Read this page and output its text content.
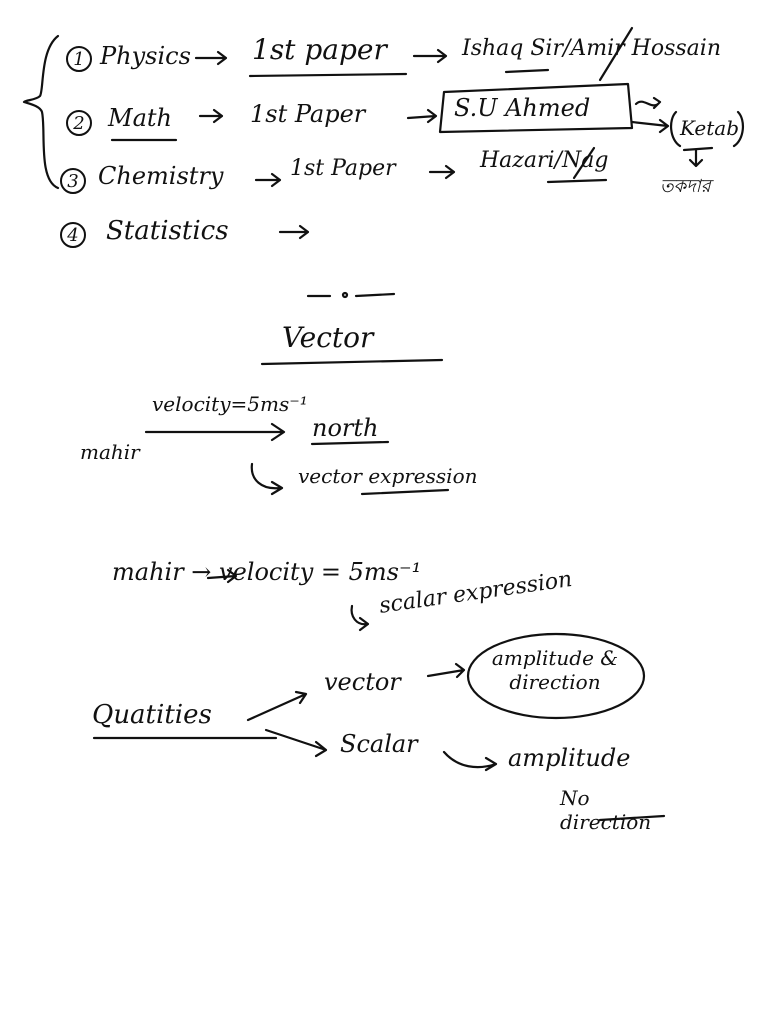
1 Physics 1st paper	Ishaq Sir/Amir Hossain
2 Math	1st Paper	S.U Ahmed
Ketab
তকদার
3 Chemistry	1st Paper	Hazari/Nag
4 Statistics
Vector
velocity=5ms⁻¹
mahir
north
vector expression
mahir → velocity = 5ms⁻¹
scalar expression
Quatities
vector
amplitude & direction
Scalar	amplitude
No direction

(The request) Leave out the pictures and copy every record above exactly.

(Solution to the exercise)
Read this page and output its text content.
1 Physics 1st paper	Ishaq Sir/Amir Hossain
2 Math	1st Paper	S.U Ahmed
Ketab
তকদার
3 Chemistry	1st Paper	Hazari/Nag
4 Statistics
Vector
velocity=5ms⁻¹
mahir
north
vector expression
mahir → velocity = 5ms⁻¹
scalar expression
Quatities
vector
amplitude & direction
Scalar	amplitude
No direction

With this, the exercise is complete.